▶ [To be done] The records that follow are to be repeated without alteration.

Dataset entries
---

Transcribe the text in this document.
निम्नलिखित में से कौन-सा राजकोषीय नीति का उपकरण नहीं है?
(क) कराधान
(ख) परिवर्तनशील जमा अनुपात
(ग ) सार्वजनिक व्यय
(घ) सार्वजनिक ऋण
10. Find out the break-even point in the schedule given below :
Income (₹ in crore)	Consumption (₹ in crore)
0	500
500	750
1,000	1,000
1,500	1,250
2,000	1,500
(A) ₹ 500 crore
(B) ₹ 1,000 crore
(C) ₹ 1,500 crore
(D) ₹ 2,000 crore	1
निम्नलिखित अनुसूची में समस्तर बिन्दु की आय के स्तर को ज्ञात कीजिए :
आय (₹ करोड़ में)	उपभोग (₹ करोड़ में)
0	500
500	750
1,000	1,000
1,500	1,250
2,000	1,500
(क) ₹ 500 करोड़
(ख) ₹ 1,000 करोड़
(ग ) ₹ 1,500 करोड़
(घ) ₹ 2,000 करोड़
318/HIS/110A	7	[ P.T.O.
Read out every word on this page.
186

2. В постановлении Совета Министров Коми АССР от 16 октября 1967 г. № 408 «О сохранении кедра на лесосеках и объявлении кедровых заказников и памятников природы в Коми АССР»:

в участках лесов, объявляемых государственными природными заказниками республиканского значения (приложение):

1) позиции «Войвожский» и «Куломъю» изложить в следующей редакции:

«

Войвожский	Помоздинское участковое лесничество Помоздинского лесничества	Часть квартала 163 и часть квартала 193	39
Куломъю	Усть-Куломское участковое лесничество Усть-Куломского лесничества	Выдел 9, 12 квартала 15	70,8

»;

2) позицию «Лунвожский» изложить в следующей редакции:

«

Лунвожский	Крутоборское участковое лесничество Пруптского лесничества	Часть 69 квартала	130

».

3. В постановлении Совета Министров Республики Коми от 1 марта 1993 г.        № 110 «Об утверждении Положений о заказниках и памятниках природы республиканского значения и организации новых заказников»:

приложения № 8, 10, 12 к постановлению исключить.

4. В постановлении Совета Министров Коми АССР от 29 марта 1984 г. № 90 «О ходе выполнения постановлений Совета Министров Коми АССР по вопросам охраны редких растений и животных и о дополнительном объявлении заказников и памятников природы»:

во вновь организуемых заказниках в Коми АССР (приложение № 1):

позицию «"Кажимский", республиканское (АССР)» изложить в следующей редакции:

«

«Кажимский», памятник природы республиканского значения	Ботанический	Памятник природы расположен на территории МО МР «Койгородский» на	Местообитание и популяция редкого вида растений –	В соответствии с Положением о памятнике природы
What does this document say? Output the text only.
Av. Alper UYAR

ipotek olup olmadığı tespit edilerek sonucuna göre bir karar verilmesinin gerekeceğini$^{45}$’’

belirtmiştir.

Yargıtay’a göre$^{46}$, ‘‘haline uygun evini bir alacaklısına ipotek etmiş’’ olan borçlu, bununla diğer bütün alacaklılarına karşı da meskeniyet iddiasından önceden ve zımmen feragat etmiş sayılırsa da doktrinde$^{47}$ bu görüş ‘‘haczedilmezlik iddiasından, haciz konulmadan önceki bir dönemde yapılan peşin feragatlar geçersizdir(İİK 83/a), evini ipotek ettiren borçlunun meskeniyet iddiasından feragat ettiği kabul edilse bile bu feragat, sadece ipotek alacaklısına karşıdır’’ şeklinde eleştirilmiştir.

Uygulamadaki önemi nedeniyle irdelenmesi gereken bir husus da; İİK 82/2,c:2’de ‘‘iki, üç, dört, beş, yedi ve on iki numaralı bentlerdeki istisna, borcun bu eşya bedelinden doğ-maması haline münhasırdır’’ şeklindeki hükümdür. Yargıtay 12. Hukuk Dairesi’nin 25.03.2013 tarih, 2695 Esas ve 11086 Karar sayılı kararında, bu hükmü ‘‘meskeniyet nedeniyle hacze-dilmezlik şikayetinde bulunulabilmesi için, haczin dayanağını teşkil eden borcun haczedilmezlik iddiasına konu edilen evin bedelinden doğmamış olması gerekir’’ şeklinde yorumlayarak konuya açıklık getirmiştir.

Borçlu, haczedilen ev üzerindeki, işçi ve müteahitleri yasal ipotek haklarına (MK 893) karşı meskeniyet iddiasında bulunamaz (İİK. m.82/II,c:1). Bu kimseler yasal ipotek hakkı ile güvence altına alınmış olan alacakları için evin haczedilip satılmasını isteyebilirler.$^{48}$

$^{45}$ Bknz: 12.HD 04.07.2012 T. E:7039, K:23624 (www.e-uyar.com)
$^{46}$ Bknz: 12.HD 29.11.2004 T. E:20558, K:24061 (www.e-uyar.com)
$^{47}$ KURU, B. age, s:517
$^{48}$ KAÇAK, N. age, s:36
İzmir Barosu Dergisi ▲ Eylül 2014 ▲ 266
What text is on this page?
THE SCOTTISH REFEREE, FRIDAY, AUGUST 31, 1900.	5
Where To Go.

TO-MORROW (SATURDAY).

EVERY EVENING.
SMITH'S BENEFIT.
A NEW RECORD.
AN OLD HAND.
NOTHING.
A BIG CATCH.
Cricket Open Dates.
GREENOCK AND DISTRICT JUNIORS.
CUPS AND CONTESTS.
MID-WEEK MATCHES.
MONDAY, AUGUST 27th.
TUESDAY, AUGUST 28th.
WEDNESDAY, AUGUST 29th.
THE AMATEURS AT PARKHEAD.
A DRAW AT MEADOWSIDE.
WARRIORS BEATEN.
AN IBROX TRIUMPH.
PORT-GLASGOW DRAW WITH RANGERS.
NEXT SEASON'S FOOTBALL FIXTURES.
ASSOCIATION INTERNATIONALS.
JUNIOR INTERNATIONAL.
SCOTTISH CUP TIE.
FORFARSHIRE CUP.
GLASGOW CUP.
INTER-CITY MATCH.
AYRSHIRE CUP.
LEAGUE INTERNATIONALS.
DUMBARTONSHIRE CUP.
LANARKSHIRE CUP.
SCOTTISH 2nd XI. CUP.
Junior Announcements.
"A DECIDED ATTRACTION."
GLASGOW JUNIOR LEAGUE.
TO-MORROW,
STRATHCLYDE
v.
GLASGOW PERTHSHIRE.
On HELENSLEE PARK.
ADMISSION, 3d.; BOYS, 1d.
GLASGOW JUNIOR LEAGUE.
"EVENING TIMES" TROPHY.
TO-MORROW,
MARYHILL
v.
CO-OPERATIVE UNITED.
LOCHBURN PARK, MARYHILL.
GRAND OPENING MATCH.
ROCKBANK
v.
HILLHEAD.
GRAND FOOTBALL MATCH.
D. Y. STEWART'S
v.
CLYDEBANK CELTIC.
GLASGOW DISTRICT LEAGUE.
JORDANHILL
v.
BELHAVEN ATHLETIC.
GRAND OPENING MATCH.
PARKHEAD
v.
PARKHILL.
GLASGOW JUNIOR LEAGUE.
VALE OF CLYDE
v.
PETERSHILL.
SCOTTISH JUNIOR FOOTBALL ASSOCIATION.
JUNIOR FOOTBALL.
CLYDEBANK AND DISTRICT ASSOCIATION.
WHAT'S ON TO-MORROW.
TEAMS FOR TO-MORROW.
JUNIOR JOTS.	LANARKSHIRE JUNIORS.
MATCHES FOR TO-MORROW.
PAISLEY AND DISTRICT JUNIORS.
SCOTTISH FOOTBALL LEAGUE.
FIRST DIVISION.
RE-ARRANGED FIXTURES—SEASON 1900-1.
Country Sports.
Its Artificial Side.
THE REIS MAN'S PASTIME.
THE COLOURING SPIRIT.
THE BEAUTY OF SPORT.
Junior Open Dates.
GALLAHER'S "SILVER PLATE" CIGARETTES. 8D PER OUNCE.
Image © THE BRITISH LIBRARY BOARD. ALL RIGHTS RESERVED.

---

▶ [Solution below]
Transcribe the text in this document.
निम्नलिखित में से कौन-सा राजकोषीय नीति का उपकरण नहीं है?
(क) कराधान
(ख) परिवर्तनशील जमा अनुपात
(ग ) सार्वजनिक व्यय
(घ) सार्वजनिक ऋण
10. Find out the break-even point in the schedule given below :
Income (₹ in crore)	Consumption (₹ in crore)
0	500
500	750
1,000	1,000
1,500	1,250
2,000	1,500
(A) ₹ 500 crore
(B) ₹ 1,000 crore
(C) ₹ 1,500 crore
(D) ₹ 2,000 crore	1
निम्नलिखित अनुसूची में समस्तर बिन्दु की आय के स्तर को ज्ञात कीजिए :
आय (₹ करोड़ में)	उपभोग (₹ करोड़ में)
0	500
500	750
1,000	1,000
1,500	1,250
2,000	1,500
(क) ₹ 500 करोड़
(ख) ₹ 1,000 करोड़
(ग ) ₹ 1,500 करोड़
(घ) ₹ 2,000 करोड़
318/HIS/110A	7	[ P.T.O.
Read out every word on this page.
186

2. В постановлении Совета Министров Коми АССР от 16 октября 1967 г. № 408 «О сохранении кедра на лесосеках и объявлении кедровых заказников и памятников природы в Коми АССР»:

в участках лесов, объявляемых государственными природными заказниками республиканского значения (приложение):

1) позиции «Войвожский» и «Куломъю» изложить в следующей редакции:

«

Войвожский	Помоздинское участковое лесничество Помоздинского лесничества	Часть квартала 163 и часть квартала 193	39
Куломъю	Усть-Куломское участковое лесничество Усть-Куломского лесничества	Выдел 9, 12 квартала 15	70,8

»;

2) позицию «Лунвожский» изложить в следующей редакции:

«

Лунвожский	Крутоборское участковое лесничество Пруптского лесничества	Часть 69 квартала	130

».

3. В постановлении Совета Министров Республики Коми от 1 марта 1993 г.        № 110 «Об утверждении Положений о заказниках и памятниках природы республиканского значения и организации новых заказников»:

приложения № 8, 10, 12 к постановлению исключить.

4. В постановлении Совета Министров Коми АССР от 29 марта 1984 г. № 90 «О ходе выполнения постановлений Совета Министров Коми АССР по вопросам охраны редких растений и животных и о дополнительном объявлении заказников и памятников природы»:

во вновь организуемых заказниках в Коми АССР (приложение № 1):

позицию «"Кажимский", республиканское (АССР)» изложить в следующей редакции:

«

«Кажимский», памятник природы республиканского значения	Ботанический	Памятник природы расположен на территории МО МР «Койгородский» на	Местообитание и популяция редкого вида растений –	В соответствии с Положением о памятнике природы
What does this document say? Output the text only.
Av. Alper UYAR

ipotek olup olmadığı tespit edilerek sonucuna göre bir karar verilmesinin gerekeceğini$^{45}$’’

belirtmiştir.

Yargıtay’a göre$^{46}$, ‘‘haline uygun evini bir alacaklısına ipotek etmiş’’ olan borçlu, bununla diğer bütün alacaklılarına karşı da meskeniyet iddiasından önceden ve zımmen feragat etmiş sayılırsa da doktrinde$^{47}$ bu görüş ‘‘haczedilmezlik iddiasından, haciz konulmadan önceki bir dönemde yapılan peşin feragatlar geçersizdir(İİK 83/a), evini ipotek ettiren borçlunun meskeniyet iddiasından feragat ettiği kabul edilse bile bu feragat, sadece ipotek alacaklısına karşıdır’’ şeklinde eleştirilmiştir.

Uygulamadaki önemi nedeniyle irdelenmesi gereken bir husus da; İİK 82/2,c:2’de ‘‘iki, üç, dört, beş, yedi ve on iki numaralı bentlerdeki istisna, borcun bu eşya bedelinden doğ-maması haline münhasırdır’’ şeklindeki hükümdür. Yargıtay 12. Hukuk Dairesi’nin 25.03.2013 tarih, 2695 Esas ve 11086 Karar sayılı kararında, bu hükmü ‘‘meskeniyet nedeniyle hacze-dilmezlik şikayetinde bulunulabilmesi için, haczin dayanağını teşkil eden borcun haczedilmezlik iddiasına konu edilen evin bedelinden doğmamış olması gerekir’’ şeklinde yorumlayarak konuya açıklık getirmiştir.

Borçlu, haczedilen ev üzerindeki, işçi ve müteahitleri yasal ipotek haklarına (MK 893) karşı meskeniyet iddiasında bulunamaz (İİK. m.82/II,c:1). Bu kimseler yasal ipotek hakkı ile güvence altına alınmış olan alacakları için evin haczedilip satılmasını isteyebilirler.$^{48}$

$^{45}$ Bknz: 12.HD 04.07.2012 T. E:7039, K:23624 (www.e-uyar.com)
$^{46}$ Bknz: 12.HD 29.11.2004 T. E:20558, K:24061 (www.e-uyar.com)
$^{47}$ KURU, B. age, s:517
$^{48}$ KAÇAK, N. age, s:36
İzmir Barosu Dergisi ▲ Eylül 2014 ▲ 266
What text is on this page?
THE SCOTTISH REFEREE, FRIDAY, AUGUST 31, 1900.	5
Where To Go.

TO-MORROW (SATURDAY).

EVERY EVENING.
SMITH'S BENEFIT.
A NEW RECORD.
AN OLD HAND.
NOTHING.
A BIG CATCH.
Cricket Open Dates.
GREENOCK AND DISTRICT JUNIORS.
CUPS AND CONTESTS.
MID-WEEK MATCHES.
MONDAY, AUGUST 27th.
TUESDAY, AUGUST 28th.
WEDNESDAY, AUGUST 29th.
THE AMATEURS AT PARKHEAD.
A DRAW AT MEADOWSIDE.
WARRIORS BEATEN.
AN IBROX TRIUMPH.
PORT-GLASGOW DRAW WITH RANGERS.
NEXT SEASON'S FOOTBALL FIXTURES.
ASSOCIATION INTERNATIONALS.
JUNIOR INTERNATIONAL.
SCOTTISH CUP TIE.
FORFARSHIRE CUP.
GLASGOW CUP.
INTER-CITY MATCH.
AYRSHIRE CUP.
LEAGUE INTERNATIONALS.
DUMBARTONSHIRE CUP.
LANARKSHIRE CUP.
SCOTTISH 2nd XI. CUP.
Junior Announcements.
"A DECIDED ATTRACTION."
GLASGOW JUNIOR LEAGUE.
TO-MORROW,
STRATHCLYDE
v.
GLASGOW PERTHSHIRE.
On HELENSLEE PARK.
ADMISSION, 3d.; BOYS, 1d.
GLASGOW JUNIOR LEAGUE.
"EVENING TIMES" TROPHY.
TO-MORROW,
MARYHILL
v.
CO-OPERATIVE UNITED.
LOCHBURN PARK, MARYHILL.
GRAND OPENING MATCH.
ROCKBANK
v.
HILLHEAD.
GRAND FOOTBALL MATCH.
D. Y. STEWART'S
v.
CLYDEBANK CELTIC.
GLASGOW DISTRICT LEAGUE.
JORDANHILL
v.
BELHAVEN ATHLETIC.
GRAND OPENING MATCH.
PARKHEAD
v.
PARKHILL.
GLASGOW JUNIOR LEAGUE.
VALE OF CLYDE
v.
PETERSHILL.
SCOTTISH JUNIOR FOOTBALL ASSOCIATION.
JUNIOR FOOTBALL.
CLYDEBANK AND DISTRICT ASSOCIATION.
WHAT'S ON TO-MORROW.
TEAMS FOR TO-MORROW.
JUNIOR JOTS.	LANARKSHIRE JUNIORS.
MATCHES FOR TO-MORROW.
PAISLEY AND DISTRICT JUNIORS.
SCOTTISH FOOTBALL LEAGUE.
FIRST DIVISION.
RE-ARRANGED FIXTURES—SEASON 1900-1.
Country Sports.
Its Artificial Side.
THE REIS MAN'S PASTIME.
THE COLOURING SPIRIT.
THE BEAUTY OF SPORT.
Junior Open Dates.
GALLAHER'S "SILVER PLATE" CIGARETTES. 8D PER OUNCE.
Image © THE BRITISH LIBRARY BOARD. ALL RIGHTS RESERVED.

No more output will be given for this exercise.